§ 本文:
########

新工場では3次元(3D)構造のNAND型フラッシュメモリーを生産する見通し。すでに四日市工場(三重県四日市市)の第5製造棟に隣接する土地について地権者と買収交渉を始めた。
メモリーの生産は四日市工場に集約しており、生産効率を考慮し同工場に新工場を建てる案が有力だ。一方で半導体受託生産を手がける子会社のジャパンセミコンダクター(岩手県北上市)にも遊休地があり、候補の一つとなっている。
稼ぎ頭である半導体メモリー事業は、東芝の収益を支える屋台骨だ。事業の維持、成長には継続的な投資が欠かせない。東芝は半導体事業を分社、上場する構想も議論するなど、事業ごとの採算性や成長性を見極めつつ、成長分野での資金を確保していく考えだ。
3D構造のNAND型フラッシュメモリーは、大容量化や書き込み速度の向上などが見込める。東芝は16年7月に四日市工場で新製造棟の稼働を始め、17年2月には第6製造棟も着工する。メモリー事業は最大手である韓国サムスン電子との競争が激化しており積極投資を続ける構えだ。
足元では15年から続く不適切会計で財務が毀損した状態が続く。米国原子力発電事業の減損の規模によって財務基盤がより悪化する恐れもあり、慎重な見極めが必要になる。

########

§ データ抜粋:

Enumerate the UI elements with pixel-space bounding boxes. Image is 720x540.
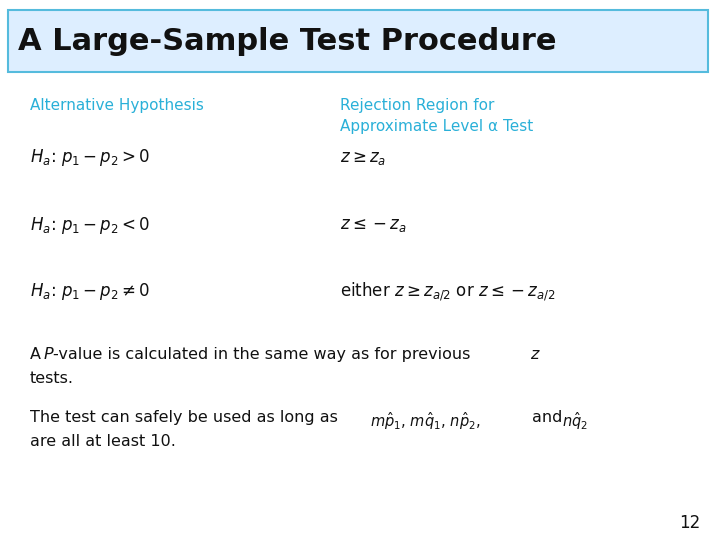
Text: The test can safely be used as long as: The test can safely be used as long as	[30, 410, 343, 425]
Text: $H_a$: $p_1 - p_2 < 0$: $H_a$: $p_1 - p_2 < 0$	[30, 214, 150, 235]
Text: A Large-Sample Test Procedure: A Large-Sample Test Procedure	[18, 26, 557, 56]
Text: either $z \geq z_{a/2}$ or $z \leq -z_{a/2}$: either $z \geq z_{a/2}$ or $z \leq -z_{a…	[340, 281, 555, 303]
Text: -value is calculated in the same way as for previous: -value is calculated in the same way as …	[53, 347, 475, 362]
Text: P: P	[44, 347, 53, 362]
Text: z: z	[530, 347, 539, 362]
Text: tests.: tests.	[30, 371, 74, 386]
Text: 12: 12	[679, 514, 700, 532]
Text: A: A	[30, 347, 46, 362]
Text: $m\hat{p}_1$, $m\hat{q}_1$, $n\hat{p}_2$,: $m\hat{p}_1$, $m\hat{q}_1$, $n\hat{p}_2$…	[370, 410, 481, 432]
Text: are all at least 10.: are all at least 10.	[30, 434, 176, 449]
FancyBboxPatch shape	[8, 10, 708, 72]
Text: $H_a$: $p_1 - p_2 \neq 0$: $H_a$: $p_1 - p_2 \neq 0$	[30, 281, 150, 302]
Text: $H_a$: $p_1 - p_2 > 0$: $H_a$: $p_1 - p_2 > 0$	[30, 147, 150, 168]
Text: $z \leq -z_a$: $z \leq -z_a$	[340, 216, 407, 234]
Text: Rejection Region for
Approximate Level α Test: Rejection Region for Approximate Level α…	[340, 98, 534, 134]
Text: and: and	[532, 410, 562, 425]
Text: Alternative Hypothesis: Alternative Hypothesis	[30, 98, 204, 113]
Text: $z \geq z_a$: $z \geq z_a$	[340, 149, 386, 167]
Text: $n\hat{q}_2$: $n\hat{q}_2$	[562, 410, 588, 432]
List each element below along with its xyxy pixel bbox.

########

§ 要件 1:
本文について、次の問いに答えよ。
(a) 新工場で生産する見通しとされている製品は何か。
(b) 東芝が17年2月に着工する予定の建物は何か。
(c) 不適切会計は何年から続いているか。
§ 要件 2:
本文の「稼ぎ頭である半導体メモリー事」から「る恐れもあり、慎重な見極めが必要になる。」までを、その語句も含めて一字一句違えずに引用せよ。
データは本文とは別個の資料である。

§ 解答 1:
(a) 3次元(3D)構造のNAND型フラッシュメモリー
(b) 第6製造棟
(c) 15年

§ 解答 2:
稼ぎ頭である半導体メモリー事業は、東芝の収益を支える屋台骨だ。事業の維持、成長には継続的な投資が欠かせない。東芝は半導体事業を分社、上場する構想も議論するなど、事業ごとの採算性や成長性を見極めつつ、成長分野での資金を確保していく考えだ。
3D構造のNAND型フラッシュメモリーは、大容量化や書き込み速度の向上などが見込める。東芝は16年7月に四日市工場で新製造棟の稼働を始め、17年2月には第6製造棟も着工する。メモリー事業は最大手である韓国サムスン電子との競争が激化しており積極投資を続ける構えだ。
足元では15年から続く不適切会計で財務が毀損した状態が続く。米国原子力発電事業の減損の規模によって財務基盤がより悪化する恐れもあり、慎重な見極めが必要になる。